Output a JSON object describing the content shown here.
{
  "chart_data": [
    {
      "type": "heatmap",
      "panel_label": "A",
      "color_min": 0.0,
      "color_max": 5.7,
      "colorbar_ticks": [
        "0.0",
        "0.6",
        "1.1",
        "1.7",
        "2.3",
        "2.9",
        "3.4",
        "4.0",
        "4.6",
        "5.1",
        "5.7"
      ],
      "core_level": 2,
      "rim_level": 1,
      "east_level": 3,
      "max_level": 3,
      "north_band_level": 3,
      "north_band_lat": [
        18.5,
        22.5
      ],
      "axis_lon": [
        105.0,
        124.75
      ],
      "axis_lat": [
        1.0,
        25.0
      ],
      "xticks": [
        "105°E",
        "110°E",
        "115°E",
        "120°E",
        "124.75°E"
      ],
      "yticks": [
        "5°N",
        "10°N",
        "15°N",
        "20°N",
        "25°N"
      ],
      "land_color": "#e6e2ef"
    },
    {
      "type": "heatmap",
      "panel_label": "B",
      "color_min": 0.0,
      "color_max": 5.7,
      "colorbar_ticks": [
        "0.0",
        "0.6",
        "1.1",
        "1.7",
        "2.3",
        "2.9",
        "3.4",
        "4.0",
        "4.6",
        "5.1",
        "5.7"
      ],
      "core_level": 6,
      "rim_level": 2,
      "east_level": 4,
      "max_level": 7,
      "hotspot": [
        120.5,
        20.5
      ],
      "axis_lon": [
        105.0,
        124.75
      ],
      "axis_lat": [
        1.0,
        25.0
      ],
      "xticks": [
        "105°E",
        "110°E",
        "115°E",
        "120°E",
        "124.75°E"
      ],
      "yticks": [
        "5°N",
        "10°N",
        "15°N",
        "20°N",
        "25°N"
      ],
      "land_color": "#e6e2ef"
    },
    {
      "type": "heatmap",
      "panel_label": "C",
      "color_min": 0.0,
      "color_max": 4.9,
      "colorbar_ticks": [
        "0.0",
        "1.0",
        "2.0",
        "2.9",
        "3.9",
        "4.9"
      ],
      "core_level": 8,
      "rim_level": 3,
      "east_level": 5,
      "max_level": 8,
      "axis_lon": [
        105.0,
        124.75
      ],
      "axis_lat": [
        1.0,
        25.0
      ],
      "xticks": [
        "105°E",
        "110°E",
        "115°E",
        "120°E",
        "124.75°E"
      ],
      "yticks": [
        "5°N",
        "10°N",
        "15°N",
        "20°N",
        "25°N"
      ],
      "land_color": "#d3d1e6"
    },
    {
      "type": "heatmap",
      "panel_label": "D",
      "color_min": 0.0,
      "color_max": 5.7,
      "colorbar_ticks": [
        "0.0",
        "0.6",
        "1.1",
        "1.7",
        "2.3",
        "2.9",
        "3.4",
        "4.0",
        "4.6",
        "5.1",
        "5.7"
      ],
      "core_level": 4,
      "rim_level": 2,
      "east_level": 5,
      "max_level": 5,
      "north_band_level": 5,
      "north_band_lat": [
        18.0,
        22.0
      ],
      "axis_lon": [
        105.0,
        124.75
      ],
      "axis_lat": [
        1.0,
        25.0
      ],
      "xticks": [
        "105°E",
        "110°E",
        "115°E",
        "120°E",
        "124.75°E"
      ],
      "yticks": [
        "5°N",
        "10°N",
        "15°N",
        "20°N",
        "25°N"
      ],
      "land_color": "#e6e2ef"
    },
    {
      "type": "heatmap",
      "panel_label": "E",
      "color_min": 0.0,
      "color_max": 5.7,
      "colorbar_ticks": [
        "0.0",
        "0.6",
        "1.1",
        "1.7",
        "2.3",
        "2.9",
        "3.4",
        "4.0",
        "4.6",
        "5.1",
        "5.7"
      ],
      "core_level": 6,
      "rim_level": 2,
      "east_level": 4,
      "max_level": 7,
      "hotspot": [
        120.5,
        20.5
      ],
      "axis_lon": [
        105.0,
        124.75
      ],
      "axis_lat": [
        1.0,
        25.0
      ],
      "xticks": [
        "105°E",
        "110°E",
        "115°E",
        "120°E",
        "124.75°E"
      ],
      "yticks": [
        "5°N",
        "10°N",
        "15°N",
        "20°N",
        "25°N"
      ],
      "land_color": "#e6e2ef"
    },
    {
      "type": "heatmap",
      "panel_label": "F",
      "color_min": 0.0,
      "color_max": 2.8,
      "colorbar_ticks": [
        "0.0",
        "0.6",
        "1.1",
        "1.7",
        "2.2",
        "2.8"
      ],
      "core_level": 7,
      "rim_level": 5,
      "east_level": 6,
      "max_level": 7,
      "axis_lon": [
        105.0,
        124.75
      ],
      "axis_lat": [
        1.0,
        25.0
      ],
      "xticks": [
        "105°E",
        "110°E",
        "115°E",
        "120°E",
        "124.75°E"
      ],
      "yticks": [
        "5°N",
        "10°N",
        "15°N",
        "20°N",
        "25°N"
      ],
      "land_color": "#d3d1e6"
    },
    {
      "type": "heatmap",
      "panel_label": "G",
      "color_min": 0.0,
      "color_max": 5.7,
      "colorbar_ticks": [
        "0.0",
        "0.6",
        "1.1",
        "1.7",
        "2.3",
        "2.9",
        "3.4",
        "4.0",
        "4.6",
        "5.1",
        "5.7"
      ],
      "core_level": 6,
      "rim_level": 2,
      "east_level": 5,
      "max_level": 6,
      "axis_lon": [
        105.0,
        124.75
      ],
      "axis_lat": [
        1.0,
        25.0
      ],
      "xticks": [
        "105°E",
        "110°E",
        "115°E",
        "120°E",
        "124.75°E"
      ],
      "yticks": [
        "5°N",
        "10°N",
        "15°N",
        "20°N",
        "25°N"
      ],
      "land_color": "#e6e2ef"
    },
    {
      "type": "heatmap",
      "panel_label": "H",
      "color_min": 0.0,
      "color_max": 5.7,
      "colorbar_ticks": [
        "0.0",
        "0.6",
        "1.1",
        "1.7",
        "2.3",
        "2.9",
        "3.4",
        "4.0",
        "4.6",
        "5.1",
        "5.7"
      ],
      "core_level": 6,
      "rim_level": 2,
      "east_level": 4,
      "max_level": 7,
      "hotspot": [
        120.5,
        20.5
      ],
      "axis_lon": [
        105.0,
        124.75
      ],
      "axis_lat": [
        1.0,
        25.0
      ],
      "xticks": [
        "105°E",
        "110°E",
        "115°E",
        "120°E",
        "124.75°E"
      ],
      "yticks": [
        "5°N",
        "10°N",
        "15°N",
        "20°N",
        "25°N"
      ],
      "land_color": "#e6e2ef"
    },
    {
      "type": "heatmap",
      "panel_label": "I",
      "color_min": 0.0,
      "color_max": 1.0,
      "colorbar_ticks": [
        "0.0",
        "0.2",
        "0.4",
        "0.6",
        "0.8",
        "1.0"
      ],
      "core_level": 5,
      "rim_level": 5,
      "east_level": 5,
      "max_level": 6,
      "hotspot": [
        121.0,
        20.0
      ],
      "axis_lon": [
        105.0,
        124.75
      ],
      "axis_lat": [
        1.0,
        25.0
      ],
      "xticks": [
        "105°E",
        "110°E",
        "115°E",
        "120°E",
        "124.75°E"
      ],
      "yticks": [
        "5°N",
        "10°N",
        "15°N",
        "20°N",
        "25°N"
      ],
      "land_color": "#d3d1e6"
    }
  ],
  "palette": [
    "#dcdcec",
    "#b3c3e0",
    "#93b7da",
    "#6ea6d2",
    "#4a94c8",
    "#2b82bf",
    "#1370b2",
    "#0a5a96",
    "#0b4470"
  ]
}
------
- **Problem details**
Print every line of the records exactly. Omit nothing.

- **Exercise solution**
Output a JSON object describing the content shown here.
{
  "chart_data": [
    {
      "type": "heatmap",
      "panel_label": "A",
      "color_min": 0.0,
      "color_max": 5.7,
      "colorbar_ticks": [
        "0.0",
        "0.6",
        "1.1",
        "1.7",
        "2.3",
        "2.9",
        "3.4",
        "4.0",
        "4.6",
        "5.1",
        "5.7"
      ],
      "core_level": 2,
      "rim_level": 1,
      "east_level": 3,
      "max_level": 3,
      "north_band_level": 3,
      "north_band_lat": [
        18.5,
        22.5
      ],
      "axis_lon": [
        105.0,
        124.75
      ],
      "axis_lat": [
        1.0,
        25.0
      ],
      "xticks": [
        "105°E",
        "110°E",
        "115°E",
        "120°E",
        "124.75°E"
      ],
      "yticks": [
        "5°N",
        "10°N",
        "15°N",
        "20°N",
        "25°N"
      ],
      "land_color": "#e6e2ef"
    },
    {
      "type": "heatmap",
      "panel_label": "B",
      "color_min": 0.0,
      "color_max": 5.7,
      "colorbar_ticks": [
        "0.0",
        "0.6",
        "1.1",
        "1.7",
        "2.3",
        "2.9",
        "3.4",
        "4.0",
        "4.6",
        "5.1",
        "5.7"
      ],
      "core_level": 6,
      "rim_level": 2,
      "east_level": 4,
      "max_level": 7,
      "hotspot": [
        120.5,
        20.5
      ],
      "axis_lon": [
        105.0,
        124.75
      ],
      "axis_lat": [
        1.0,
        25.0
      ],
      "xticks": [
        "105°E",
        "110°E",
        "115°E",
        "120°E",
        "124.75°E"
      ],
      "yticks": [
        "5°N",
        "10°N",
        "15°N",
        "20°N",
        "25°N"
      ],
      "land_color": "#e6e2ef"
    },
    {
      "type": "heatmap",
      "panel_label": "C",
      "color_min": 0.0,
      "color_max": 4.9,
      "colorbar_ticks": [
        "0.0",
        "1.0",
        "2.0",
        "2.9",
        "3.9",
        "4.9"
      ],
      "core_level": 8,
      "rim_level": 3,
      "east_level": 5,
      "max_level": 8,
      "axis_lon": [
        105.0,
        124.75
      ],
      "axis_lat": [
        1.0,
        25.0
      ],
      "xticks": [
        "105°E",
        "110°E",
        "115°E",
        "120°E",
        "124.75°E"
      ],
      "yticks": [
        "5°N",
        "10°N",
        "15°N",
        "20°N",
        "25°N"
      ],
      "land_color": "#d3d1e6"
    },
    {
      "type": "heatmap",
      "panel_label": "D",
      "color_min": 0.0,
      "color_max": 5.7,
      "colorbar_ticks": [
        "0.0",
        "0.6",
        "1.1",
        "1.7",
        "2.3",
        "2.9",
        "3.4",
        "4.0",
        "4.6",
        "5.1",
        "5.7"
      ],
      "core_level": 4,
      "rim_level": 2,
      "east_level": 5,
      "max_level": 5,
      "north_band_level": 5,
      "north_band_lat": [
        18.0,
        22.0
      ],
      "axis_lon": [
        105.0,
        124.75
      ],
      "axis_lat": [
        1.0,
        25.0
      ],
      "xticks": [
        "105°E",
        "110°E",
        "115°E",
        "120°E",
        "124.75°E"
      ],
      "yticks": [
        "5°N",
        "10°N",
        "15°N",
        "20°N",
        "25°N"
      ],
      "land_color": "#e6e2ef"
    },
    {
      "type": "heatmap",
      "panel_label": "E",
      "color_min": 0.0,
      "color_max": 5.7,
      "colorbar_ticks": [
        "0.0",
        "0.6",
        "1.1",
        "1.7",
        "2.3",
        "2.9",
        "3.4",
        "4.0",
        "4.6",
        "5.1",
        "5.7"
      ],
      "core_level": 6,
      "rim_level": 2,
      "east_level": 4,
      "max_level": 7,
      "hotspot": [
        120.5,
        20.5
      ],
      "axis_lon": [
        105.0,
        124.75
      ],
      "axis_lat": [
        1.0,
        25.0
      ],
      "xticks": [
        "105°E",
        "110°E",
        "115°E",
        "120°E",
        "124.75°E"
      ],
      "yticks": [
        "5°N",
        "10°N",
        "15°N",
        "20°N",
        "25°N"
      ],
      "land_color": "#e6e2ef"
    },
    {
      "type": "heatmap",
      "panel_label": "F",
      "color_min": 0.0,
      "color_max": 2.8,
      "colorbar_ticks": [
        "0.0",
        "0.6",
        "1.1",
        "1.7",
        "2.2",
        "2.8"
      ],
      "core_level": 7,
      "rim_level": 5,
      "east_level": 6,
      "max_level": 7,
      "axis_lon": [
        105.0,
        124.75
      ],
      "axis_lat": [
        1.0,
        25.0
      ],
      "xticks": [
        "105°E",
        "110°E",
        "115°E",
        "120°E",
        "124.75°E"
      ],
      "yticks": [
        "5°N",
        "10°N",
        "15°N",
        "20°N",
        "25°N"
      ],
      "land_color": "#d3d1e6"
    },
    {
      "type": "heatmap",
      "panel_label": "G",
      "color_min": 0.0,
      "color_max": 5.7,
      "colorbar_ticks": [
        "0.0",
        "0.6",
        "1.1",
        "1.7",
        "2.3",
        "2.9",
        "3.4",
        "4.0",
        "4.6",
        "5.1",
        "5.7"
      ],
      "core_level": 6,
      "rim_level": 2,
      "east_level": 5,
      "max_level": 6,
      "axis_lon": [
        105.0,
        124.75
      ],
      "axis_lat": [
        1.0,
        25.0
      ],
      "xticks": [
        "105°E",
        "110°E",
        "115°E",
        "120°E",
        "124.75°E"
      ],
      "yticks": [
        "5°N",
        "10°N",
        "15°N",
        "20°N",
        "25°N"
      ],
      "land_color": "#e6e2ef"
    },
    {
      "type": "heatmap",
      "panel_label": "H",
      "color_min": 0.0,
      "color_max": 5.7,
      "colorbar_ticks": [
        "0.0",
        "0.6",
        "1.1",
        "1.7",
        "2.3",
        "2.9",
        "3.4",
        "4.0",
        "4.6",
        "5.1",
        "5.7"
      ],
      "core_level": 6,
      "rim_level": 2,
      "east_level": 4,
      "max_level": 7,
      "hotspot": [
        120.5,
        20.5
      ],
      "axis_lon": [
        105.0,
        124.75
      ],
      "axis_lat": [
        1.0,
        25.0
      ],
      "xticks": [
        "105°E",
        "110°E",
        "115°E",
        "120°E",
        "124.75°E"
      ],
      "yticks": [
        "5°N",
        "10°N",
        "15°N",
        "20°N",
        "25°N"
      ],
      "land_color": "#e6e2ef"
    },
    {
      "type": "heatmap",
      "panel_label": "I",
      "color_min": 0.0,
      "color_max": 1.0,
      "colorbar_ticks": [
        "0.0",
        "0.2",
        "0.4",
        "0.6",
        "0.8",
        "1.0"
      ],
      "core_level": 5,
      "rim_level": 5,
      "east_level": 5,
      "max_level": 6,
      "hotspot": [
        121.0,
        20.0
      ],
      "axis_lon": [
        105.0,
        124.75
      ],
      "axis_lat": [
        1.0,
        25.0
      ],
      "xticks": [
        "105°E",
        "110°E",
        "115°E",
        "120°E",
        "124.75°E"
      ],
      "yticks": [
        "5°N",
        "10°N",
        "15°N",
        "20°N",
        "25°N"
      ],
      "land_color": "#d3d1e6"
    }
  ],
  "palette": [
    "#dcdcec",
    "#b3c3e0",
    "#93b7da",
    "#6ea6d2",
    "#4a94c8",
    "#2b82bf",
    "#1370b2",
    "#0a5a96",
    "#0b4470"
  ]
}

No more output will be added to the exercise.